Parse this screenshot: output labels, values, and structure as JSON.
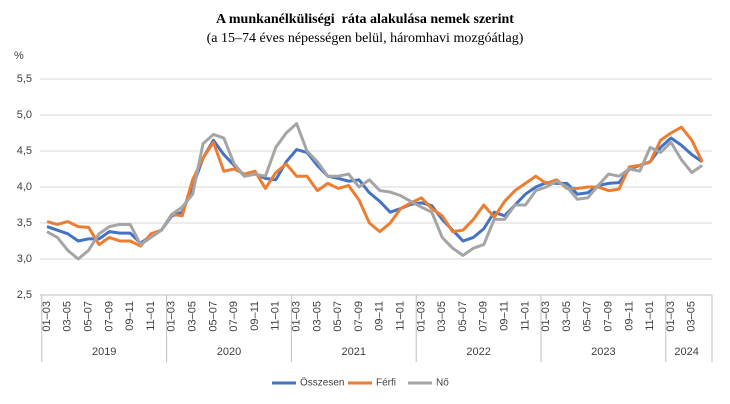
{
  "chart_data": {
    "type": "line",
    "title": "A munkanélküliségi  ráta alakulása nemek szerint",
    "subtitle": "(a 15–74 éves népességen belül, háromhavi mozgóátlag)",
    "y_label": "%",
    "categories": [
      "01–03",
      null,
      "03–05",
      null,
      "05–07",
      null,
      "07–09",
      null,
      "09–11",
      null,
      "11–01",
      null,
      "01–03",
      null,
      "03–05",
      null,
      "05–07",
      null,
      "07–09",
      null,
      "09–11",
      null,
      "11–01",
      null,
      "01–03",
      null,
      "03–05",
      null,
      "05–07",
      null,
      "07–09",
      null,
      "09–11",
      null,
      "11–01",
      null,
      "01–03",
      null,
      "03–05",
      null,
      "05–07",
      null,
      "07–09",
      null,
      "09–11",
      null,
      "11–01",
      null,
      "01–03",
      null,
      "03–05",
      null,
      "05–07",
      null,
      "07–09",
      null,
      "09–11",
      null,
      "11–01",
      null,
      "01–03",
      null,
      "03–05",
      null
    ],
    "year_groups": [
      "2019",
      "2020",
      "2021",
      "2022",
      "2023",
      "2024"
    ],
    "series": [
      {
        "name": "Összesen",
        "color": "#4472c4",
        "values": [
          3.45,
          3.4,
          3.35,
          3.25,
          3.28,
          3.28,
          3.38,
          3.36,
          3.36,
          3.22,
          3.32,
          3.4,
          3.6,
          3.65,
          4.0,
          4.4,
          4.65,
          4.45,
          4.3,
          4.15,
          4.18,
          4.12,
          4.1,
          4.35,
          4.52,
          4.48,
          4.3,
          4.15,
          4.12,
          4.08,
          4.1,
          3.92,
          3.8,
          3.65,
          3.7,
          3.76,
          3.78,
          3.74,
          3.55,
          3.4,
          3.25,
          3.3,
          3.42,
          3.65,
          3.6,
          3.75,
          3.9,
          4.0,
          4.06,
          4.05,
          4.05,
          3.9,
          3.92,
          4.02,
          4.05,
          4.06,
          4.25,
          4.3,
          4.35,
          4.55,
          4.68,
          4.58,
          4.45,
          4.35
        ]
      },
      {
        "name": "Férfi",
        "color": "#ed7d31",
        "values": [
          3.52,
          3.48,
          3.52,
          3.45,
          3.44,
          3.2,
          3.3,
          3.25,
          3.25,
          3.18,
          3.35,
          3.4,
          3.62,
          3.6,
          4.1,
          4.4,
          4.62,
          4.22,
          4.25,
          4.18,
          4.22,
          3.98,
          4.2,
          4.32,
          4.15,
          4.15,
          3.95,
          4.05,
          3.98,
          4.02,
          3.82,
          3.5,
          3.38,
          3.5,
          3.7,
          3.78,
          3.85,
          3.7,
          3.6,
          3.38,
          3.4,
          3.55,
          3.75,
          3.58,
          3.8,
          3.95,
          4.05,
          4.15,
          4.05,
          4.1,
          3.98,
          3.98,
          4.0,
          4.0,
          3.95,
          3.97,
          4.28,
          4.3,
          4.35,
          4.65,
          4.75,
          4.83,
          4.65,
          4.35
        ]
      },
      {
        "name": "Nő",
        "color": "#a5a5a5",
        "values": [
          3.38,
          3.3,
          3.12,
          3.0,
          3.12,
          3.35,
          3.45,
          3.48,
          3.48,
          3.2,
          3.3,
          3.4,
          3.62,
          3.72,
          3.9,
          4.6,
          4.73,
          4.68,
          4.32,
          4.15,
          4.18,
          4.15,
          4.55,
          4.75,
          4.88,
          4.5,
          4.35,
          4.15,
          4.15,
          4.18,
          4.0,
          4.1,
          3.95,
          3.93,
          3.88,
          3.8,
          3.72,
          3.65,
          3.3,
          3.15,
          3.05,
          3.15,
          3.2,
          3.55,
          3.55,
          3.75,
          3.75,
          3.95,
          4.0,
          4.08,
          4.0,
          3.83,
          3.85,
          4.02,
          4.18,
          4.15,
          4.25,
          4.22,
          4.55,
          4.48,
          4.62,
          4.38,
          4.2,
          4.3
        ]
      }
    ],
    "ylim": [
      2.5,
      5.5
    ],
    "yticks": [
      {
        "value": 2.5,
        "label": "2,5"
      },
      {
        "value": 3.0,
        "label": "3,0"
      },
      {
        "value": 3.5,
        "label": "3,5"
      },
      {
        "value": 4.0,
        "label": "4,0"
      },
      {
        "value": 4.5,
        "label": "4,5"
      },
      {
        "value": 5.0,
        "label": "5,0"
      },
      {
        "value": 5.5,
        "label": "5,5"
      }
    ],
    "grid": true,
    "legend": "bottom"
  }
}
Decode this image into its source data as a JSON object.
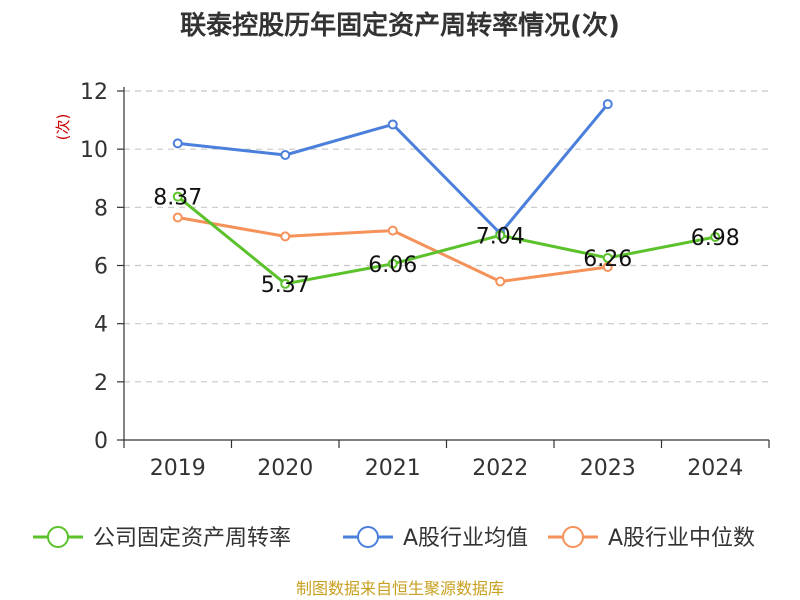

++++++

What you will do => Identify all lines where the word "color" shows up. Copy them.

The reply =>
        "color": "#4472c4",
        "color": "#ed7d31",
        "color": "#a5a5a5",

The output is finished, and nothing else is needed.